• _Supplied records_
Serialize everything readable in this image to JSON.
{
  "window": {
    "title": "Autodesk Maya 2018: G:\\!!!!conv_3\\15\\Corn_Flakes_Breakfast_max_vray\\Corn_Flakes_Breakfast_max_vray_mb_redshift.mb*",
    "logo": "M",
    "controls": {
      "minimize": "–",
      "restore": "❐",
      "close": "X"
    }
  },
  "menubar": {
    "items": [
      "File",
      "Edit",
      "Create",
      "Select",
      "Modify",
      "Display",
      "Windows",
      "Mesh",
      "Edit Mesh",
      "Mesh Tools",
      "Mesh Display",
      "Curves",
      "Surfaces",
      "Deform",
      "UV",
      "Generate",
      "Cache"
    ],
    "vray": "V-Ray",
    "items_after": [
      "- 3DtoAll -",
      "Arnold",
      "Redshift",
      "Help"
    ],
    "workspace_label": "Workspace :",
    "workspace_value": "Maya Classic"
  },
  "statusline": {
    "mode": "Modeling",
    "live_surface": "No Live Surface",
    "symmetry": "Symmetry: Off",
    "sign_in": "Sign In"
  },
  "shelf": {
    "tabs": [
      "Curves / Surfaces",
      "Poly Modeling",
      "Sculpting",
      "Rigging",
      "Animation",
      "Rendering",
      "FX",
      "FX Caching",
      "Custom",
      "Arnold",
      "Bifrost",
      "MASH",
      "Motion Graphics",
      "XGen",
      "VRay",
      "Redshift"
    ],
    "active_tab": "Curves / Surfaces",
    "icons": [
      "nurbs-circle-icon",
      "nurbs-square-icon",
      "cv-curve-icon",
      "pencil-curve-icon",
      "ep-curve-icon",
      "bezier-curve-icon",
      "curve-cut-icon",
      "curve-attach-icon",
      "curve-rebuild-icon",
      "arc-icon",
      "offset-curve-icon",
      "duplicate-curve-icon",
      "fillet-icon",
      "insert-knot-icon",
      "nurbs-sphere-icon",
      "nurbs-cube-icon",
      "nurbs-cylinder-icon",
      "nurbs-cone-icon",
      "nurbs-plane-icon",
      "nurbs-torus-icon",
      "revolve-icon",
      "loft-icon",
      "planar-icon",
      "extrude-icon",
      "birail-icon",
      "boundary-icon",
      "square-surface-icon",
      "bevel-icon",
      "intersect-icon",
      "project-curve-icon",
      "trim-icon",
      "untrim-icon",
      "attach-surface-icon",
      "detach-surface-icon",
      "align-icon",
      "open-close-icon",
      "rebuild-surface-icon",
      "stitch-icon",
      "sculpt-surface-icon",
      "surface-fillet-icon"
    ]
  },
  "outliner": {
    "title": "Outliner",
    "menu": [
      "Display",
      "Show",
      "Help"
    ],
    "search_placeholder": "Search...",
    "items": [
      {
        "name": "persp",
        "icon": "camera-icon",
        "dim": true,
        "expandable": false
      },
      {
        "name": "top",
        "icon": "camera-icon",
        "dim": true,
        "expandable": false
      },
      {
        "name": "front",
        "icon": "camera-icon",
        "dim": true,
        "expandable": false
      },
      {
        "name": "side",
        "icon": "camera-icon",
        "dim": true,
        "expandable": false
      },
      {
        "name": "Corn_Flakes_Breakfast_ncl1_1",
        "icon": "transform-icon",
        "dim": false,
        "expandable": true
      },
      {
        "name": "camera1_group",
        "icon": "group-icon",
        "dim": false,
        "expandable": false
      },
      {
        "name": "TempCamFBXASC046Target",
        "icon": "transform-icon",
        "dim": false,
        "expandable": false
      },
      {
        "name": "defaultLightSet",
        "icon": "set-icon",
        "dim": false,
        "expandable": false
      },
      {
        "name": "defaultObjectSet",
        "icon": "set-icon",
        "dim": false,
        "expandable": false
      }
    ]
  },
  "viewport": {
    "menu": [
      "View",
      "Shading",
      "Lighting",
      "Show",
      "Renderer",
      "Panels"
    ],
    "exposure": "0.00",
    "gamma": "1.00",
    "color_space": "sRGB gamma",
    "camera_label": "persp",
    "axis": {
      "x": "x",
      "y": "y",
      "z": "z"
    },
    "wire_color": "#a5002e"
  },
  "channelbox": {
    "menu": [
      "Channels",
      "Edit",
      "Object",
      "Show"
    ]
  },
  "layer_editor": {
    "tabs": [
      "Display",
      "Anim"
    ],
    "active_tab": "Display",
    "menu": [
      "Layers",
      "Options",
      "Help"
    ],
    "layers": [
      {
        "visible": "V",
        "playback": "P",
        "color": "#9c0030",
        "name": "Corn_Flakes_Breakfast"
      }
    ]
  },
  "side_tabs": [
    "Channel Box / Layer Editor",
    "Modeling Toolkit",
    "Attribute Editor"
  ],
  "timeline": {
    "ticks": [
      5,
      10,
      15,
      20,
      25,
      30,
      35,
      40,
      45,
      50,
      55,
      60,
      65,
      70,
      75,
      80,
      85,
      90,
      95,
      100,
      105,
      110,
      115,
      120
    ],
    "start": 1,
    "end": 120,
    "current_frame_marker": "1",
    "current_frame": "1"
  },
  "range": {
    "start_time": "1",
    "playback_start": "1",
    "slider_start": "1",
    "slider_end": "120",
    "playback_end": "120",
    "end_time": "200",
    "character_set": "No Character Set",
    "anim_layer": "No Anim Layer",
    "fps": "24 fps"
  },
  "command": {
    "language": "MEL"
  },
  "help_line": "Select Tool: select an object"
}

• _Task description_
Among the entries above, how many lines hold the string "Curves"? Respond with nothing but the number.

• _Output of the task_
3